Dataset listings of figures

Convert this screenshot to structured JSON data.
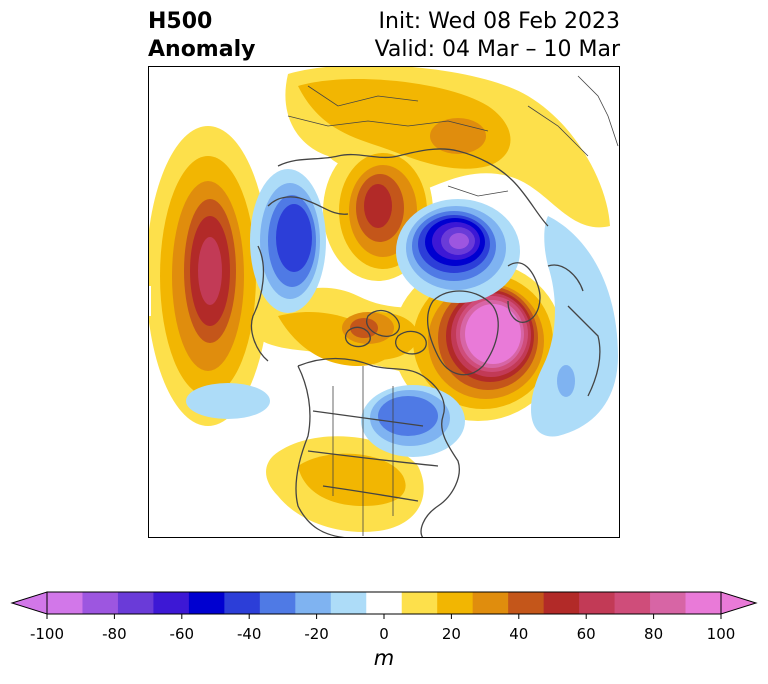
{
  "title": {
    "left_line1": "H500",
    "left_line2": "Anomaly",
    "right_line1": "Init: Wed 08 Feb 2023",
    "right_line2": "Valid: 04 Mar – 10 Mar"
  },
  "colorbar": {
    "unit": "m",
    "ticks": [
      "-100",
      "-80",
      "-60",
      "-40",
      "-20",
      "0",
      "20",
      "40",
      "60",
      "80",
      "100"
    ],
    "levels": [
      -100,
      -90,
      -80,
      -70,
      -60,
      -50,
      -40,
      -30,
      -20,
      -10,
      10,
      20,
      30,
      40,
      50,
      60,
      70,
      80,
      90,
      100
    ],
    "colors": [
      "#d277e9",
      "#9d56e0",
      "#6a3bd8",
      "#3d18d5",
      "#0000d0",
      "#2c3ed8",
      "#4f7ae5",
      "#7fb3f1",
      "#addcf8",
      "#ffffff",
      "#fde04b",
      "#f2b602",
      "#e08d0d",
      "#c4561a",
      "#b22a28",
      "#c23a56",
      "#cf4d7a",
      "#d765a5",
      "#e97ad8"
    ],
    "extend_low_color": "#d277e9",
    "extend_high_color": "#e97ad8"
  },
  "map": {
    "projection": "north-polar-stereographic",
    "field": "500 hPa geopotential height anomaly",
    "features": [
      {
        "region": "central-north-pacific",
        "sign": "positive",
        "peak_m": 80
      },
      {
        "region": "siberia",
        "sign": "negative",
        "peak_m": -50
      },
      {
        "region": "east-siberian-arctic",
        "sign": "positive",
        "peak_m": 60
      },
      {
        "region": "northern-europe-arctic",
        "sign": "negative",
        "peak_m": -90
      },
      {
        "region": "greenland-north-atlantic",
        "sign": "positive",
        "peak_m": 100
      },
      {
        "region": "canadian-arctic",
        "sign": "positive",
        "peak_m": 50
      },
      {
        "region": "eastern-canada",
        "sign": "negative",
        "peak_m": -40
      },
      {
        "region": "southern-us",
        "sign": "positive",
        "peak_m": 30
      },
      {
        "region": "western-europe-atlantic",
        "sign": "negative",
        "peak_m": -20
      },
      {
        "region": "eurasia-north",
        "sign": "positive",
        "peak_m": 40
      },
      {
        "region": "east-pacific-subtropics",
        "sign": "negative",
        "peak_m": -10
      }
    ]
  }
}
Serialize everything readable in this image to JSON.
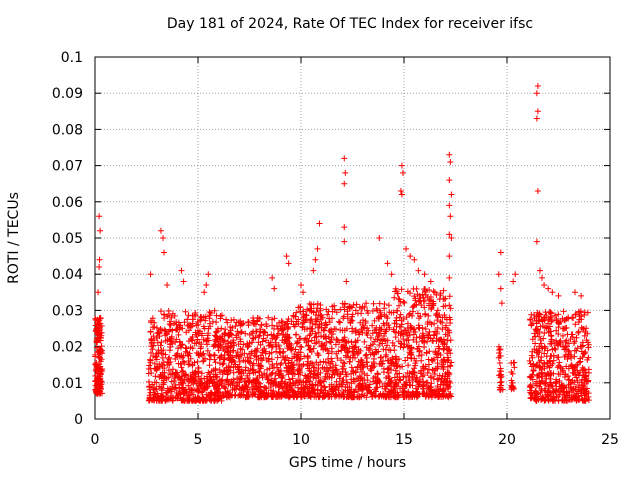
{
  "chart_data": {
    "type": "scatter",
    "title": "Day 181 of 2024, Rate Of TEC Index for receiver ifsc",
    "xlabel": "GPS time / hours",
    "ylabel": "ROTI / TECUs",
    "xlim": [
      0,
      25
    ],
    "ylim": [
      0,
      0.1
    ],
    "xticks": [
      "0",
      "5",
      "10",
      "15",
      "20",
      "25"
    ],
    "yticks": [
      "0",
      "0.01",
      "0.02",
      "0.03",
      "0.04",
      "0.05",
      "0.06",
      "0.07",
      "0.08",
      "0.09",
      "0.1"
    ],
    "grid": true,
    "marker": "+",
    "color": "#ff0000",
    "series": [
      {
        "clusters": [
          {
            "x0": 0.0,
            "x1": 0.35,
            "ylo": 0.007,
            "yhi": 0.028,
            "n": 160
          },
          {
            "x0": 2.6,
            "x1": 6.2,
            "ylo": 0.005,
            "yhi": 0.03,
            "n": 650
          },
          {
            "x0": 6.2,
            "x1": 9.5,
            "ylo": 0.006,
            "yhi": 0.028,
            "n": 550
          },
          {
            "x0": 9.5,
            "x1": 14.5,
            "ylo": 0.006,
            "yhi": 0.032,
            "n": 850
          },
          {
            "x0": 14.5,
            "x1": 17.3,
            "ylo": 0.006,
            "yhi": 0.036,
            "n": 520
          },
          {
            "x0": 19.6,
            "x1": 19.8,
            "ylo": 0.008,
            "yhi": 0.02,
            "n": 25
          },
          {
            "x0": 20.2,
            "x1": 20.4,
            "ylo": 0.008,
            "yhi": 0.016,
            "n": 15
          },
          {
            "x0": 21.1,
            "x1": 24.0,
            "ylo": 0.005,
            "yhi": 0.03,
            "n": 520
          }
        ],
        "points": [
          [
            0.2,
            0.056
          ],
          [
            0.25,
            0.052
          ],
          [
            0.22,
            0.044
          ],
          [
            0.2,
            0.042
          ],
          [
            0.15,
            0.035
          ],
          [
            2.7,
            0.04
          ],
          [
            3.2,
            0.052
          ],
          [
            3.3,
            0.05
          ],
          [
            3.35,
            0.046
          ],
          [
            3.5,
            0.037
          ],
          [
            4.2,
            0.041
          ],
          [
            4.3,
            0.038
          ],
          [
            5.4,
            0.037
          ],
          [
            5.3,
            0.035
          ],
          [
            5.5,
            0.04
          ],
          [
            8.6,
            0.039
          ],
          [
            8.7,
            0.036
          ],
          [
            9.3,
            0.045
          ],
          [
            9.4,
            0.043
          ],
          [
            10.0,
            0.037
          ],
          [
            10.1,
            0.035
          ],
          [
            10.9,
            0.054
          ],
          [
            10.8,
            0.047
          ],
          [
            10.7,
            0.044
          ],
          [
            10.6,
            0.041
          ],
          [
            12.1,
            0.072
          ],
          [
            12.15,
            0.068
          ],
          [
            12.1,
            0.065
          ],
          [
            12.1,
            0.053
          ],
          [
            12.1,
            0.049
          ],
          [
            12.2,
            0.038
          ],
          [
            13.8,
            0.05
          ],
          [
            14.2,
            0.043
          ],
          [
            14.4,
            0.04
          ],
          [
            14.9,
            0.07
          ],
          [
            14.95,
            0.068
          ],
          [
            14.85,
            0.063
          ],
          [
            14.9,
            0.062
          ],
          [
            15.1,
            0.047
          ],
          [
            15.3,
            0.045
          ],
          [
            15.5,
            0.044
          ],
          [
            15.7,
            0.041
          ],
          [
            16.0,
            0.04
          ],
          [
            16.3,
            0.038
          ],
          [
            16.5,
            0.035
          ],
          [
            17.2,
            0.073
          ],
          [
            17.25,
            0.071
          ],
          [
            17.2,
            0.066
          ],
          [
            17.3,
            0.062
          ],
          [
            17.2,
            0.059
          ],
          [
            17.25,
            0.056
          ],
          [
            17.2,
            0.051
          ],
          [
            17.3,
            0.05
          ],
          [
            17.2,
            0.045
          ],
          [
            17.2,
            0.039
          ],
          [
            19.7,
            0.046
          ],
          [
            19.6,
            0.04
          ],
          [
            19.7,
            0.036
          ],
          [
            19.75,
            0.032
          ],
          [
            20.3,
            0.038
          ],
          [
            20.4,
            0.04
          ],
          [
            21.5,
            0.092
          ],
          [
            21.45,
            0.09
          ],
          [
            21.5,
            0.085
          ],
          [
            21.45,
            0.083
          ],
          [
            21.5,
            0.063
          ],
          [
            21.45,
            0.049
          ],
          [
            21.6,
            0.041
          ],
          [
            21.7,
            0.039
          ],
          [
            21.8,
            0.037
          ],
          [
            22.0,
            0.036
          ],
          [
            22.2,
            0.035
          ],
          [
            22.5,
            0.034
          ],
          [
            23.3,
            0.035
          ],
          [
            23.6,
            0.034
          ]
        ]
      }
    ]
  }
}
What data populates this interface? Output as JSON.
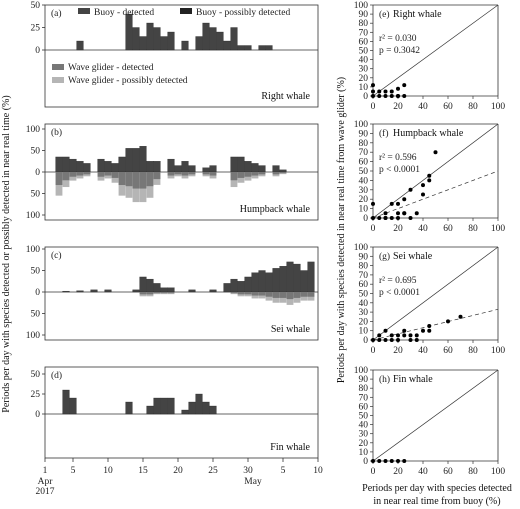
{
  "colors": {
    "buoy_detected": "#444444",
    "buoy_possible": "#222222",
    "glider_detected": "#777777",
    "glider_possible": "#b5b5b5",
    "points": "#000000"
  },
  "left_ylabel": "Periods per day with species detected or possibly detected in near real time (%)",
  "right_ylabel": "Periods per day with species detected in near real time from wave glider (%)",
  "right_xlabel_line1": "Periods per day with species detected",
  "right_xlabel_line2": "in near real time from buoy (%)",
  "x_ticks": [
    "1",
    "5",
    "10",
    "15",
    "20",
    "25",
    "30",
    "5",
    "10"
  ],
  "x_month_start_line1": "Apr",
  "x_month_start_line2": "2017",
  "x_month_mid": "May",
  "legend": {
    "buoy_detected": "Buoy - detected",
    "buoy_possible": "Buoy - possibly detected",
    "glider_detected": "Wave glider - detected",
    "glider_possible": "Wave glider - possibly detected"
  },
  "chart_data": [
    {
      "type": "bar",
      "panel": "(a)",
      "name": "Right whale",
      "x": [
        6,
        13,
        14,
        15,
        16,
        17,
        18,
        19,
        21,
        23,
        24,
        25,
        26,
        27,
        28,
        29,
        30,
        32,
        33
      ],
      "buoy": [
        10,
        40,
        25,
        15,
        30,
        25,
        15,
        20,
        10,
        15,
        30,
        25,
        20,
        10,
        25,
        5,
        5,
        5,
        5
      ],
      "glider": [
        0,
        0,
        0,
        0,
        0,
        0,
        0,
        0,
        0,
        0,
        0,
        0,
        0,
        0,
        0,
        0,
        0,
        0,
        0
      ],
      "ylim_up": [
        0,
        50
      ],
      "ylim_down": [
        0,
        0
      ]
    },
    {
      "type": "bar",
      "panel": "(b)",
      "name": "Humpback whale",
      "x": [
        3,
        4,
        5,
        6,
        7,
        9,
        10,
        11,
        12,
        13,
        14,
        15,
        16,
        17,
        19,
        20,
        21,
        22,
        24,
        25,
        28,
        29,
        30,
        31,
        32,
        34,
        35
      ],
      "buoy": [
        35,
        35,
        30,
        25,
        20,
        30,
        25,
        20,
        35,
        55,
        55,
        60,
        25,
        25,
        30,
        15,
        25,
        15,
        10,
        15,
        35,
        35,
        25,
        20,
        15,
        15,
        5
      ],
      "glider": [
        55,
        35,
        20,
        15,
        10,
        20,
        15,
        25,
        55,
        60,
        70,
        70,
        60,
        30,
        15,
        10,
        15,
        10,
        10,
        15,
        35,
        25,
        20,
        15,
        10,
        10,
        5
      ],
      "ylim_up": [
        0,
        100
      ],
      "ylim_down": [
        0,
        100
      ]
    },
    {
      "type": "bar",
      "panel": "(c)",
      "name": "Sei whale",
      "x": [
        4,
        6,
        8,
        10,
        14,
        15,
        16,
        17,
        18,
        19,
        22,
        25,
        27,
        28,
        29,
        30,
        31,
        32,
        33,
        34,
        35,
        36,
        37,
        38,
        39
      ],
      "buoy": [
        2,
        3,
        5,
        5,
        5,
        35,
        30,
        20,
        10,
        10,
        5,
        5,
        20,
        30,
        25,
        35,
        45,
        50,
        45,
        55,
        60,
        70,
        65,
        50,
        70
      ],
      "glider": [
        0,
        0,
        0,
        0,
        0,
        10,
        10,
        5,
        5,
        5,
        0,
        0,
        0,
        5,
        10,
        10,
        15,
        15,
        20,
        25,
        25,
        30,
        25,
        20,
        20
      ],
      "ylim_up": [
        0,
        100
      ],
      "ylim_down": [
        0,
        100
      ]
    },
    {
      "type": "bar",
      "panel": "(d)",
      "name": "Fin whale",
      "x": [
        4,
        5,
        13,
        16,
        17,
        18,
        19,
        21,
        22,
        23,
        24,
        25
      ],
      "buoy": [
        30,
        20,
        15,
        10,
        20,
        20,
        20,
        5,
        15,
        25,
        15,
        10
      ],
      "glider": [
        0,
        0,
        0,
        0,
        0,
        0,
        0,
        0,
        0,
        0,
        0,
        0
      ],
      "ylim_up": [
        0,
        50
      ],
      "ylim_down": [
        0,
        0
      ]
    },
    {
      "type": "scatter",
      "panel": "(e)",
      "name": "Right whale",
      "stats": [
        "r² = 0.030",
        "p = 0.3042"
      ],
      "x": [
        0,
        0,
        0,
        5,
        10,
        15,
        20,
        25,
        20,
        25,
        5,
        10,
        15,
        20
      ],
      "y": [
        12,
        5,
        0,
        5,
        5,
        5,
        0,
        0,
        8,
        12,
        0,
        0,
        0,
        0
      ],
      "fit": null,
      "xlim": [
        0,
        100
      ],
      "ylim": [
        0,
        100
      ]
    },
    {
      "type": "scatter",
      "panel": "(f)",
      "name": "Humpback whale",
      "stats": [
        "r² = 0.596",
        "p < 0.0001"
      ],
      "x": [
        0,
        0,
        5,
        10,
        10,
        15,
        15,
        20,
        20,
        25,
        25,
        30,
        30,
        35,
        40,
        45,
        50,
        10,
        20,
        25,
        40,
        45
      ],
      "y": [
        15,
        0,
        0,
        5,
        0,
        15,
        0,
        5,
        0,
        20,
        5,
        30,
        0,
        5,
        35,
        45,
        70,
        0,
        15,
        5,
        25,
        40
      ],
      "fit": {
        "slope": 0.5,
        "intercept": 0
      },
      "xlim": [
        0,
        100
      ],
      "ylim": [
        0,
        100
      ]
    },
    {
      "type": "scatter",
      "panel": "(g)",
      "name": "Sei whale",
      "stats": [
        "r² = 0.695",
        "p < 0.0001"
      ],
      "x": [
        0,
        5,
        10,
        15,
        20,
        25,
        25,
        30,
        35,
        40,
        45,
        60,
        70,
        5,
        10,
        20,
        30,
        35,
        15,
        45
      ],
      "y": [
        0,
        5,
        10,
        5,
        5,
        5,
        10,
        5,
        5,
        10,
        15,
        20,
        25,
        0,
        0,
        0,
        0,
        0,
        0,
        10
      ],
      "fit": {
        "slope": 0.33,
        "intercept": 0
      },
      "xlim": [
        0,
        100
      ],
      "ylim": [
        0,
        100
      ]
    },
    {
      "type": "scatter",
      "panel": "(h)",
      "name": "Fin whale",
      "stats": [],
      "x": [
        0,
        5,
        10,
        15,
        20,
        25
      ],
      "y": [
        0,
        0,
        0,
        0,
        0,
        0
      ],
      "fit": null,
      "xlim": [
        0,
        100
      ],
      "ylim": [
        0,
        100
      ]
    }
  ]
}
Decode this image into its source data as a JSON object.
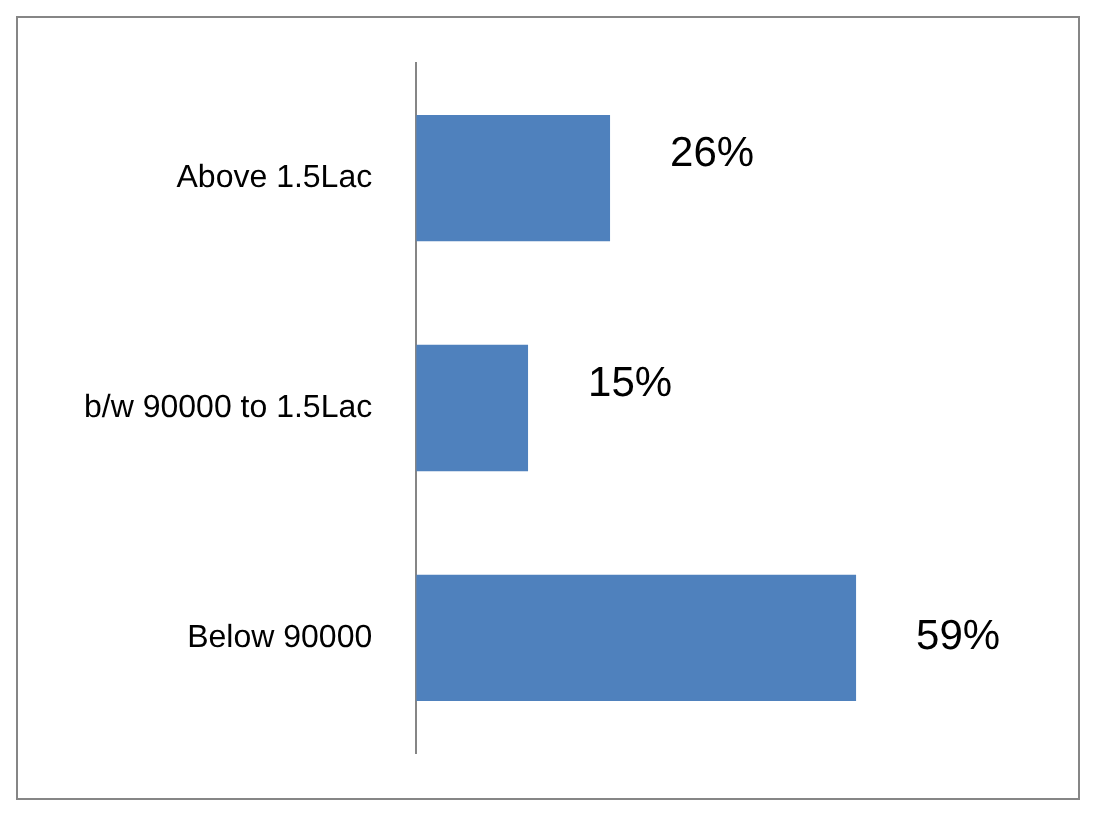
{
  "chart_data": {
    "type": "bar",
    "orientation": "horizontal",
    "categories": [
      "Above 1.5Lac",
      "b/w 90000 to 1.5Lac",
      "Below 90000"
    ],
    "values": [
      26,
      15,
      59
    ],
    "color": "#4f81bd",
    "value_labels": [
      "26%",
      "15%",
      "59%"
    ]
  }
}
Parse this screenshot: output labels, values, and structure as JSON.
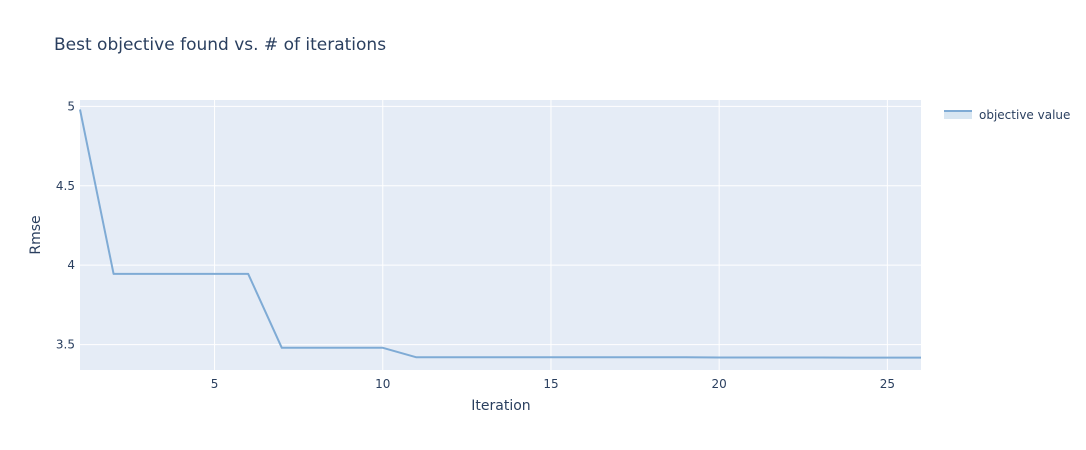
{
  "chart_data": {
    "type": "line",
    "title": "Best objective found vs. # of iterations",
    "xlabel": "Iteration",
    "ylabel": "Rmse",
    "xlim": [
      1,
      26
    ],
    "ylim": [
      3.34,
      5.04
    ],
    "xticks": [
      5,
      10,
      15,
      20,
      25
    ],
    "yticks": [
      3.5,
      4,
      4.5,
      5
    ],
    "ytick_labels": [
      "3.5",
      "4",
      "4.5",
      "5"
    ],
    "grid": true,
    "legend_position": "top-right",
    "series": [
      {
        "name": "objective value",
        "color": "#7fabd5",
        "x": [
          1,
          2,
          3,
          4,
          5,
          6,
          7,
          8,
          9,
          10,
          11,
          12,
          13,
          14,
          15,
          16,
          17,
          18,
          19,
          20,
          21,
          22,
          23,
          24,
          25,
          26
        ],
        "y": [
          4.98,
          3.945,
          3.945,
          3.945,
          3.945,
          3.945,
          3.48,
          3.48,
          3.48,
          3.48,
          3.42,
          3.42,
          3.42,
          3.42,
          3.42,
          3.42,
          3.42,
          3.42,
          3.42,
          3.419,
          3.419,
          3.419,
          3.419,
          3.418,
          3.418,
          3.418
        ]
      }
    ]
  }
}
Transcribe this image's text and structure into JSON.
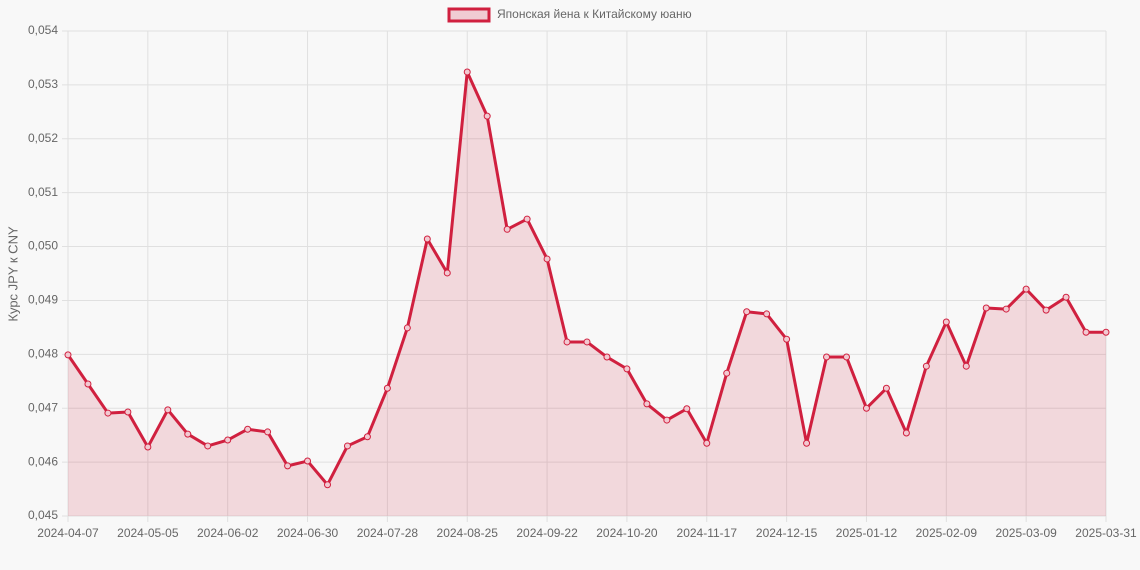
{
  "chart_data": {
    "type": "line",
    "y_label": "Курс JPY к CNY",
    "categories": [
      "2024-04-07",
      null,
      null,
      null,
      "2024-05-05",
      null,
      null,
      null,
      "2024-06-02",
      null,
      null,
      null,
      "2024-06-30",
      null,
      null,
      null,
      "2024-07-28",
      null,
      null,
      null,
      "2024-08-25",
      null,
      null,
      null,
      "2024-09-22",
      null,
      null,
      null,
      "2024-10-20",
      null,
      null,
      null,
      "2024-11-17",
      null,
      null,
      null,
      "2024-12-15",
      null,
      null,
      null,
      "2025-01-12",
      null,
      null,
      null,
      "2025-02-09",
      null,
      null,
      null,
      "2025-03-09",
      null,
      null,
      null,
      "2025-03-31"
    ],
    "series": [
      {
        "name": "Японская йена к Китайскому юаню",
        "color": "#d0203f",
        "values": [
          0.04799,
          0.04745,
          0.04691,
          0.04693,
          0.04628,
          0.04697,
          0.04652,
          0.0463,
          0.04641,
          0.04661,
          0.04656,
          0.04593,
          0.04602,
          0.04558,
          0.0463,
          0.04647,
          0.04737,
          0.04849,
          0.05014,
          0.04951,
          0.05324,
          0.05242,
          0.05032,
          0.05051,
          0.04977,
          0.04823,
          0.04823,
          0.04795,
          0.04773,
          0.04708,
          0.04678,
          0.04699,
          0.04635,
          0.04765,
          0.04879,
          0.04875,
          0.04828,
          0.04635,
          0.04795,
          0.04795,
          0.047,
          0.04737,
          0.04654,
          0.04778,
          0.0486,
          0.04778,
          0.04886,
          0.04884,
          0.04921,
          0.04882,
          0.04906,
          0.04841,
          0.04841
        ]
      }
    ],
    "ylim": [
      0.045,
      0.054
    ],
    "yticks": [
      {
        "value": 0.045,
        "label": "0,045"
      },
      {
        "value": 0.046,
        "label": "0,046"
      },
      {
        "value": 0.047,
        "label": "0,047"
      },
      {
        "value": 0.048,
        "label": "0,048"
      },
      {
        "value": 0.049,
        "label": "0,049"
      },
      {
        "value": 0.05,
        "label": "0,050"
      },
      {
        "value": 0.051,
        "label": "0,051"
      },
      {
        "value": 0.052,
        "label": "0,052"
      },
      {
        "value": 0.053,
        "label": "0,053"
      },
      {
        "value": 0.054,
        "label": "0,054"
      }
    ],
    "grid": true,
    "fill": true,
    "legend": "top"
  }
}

• [STATED TASK]:
Show every line from the entries above in which "title" appears.

• [ANSWER TO THE PROBLEM]:
  "title": {
    "title": "Day 181 of 2024, Rate Of TEC Index for receiver ifsc",
    "title": "Best objective found vs. # of iterations",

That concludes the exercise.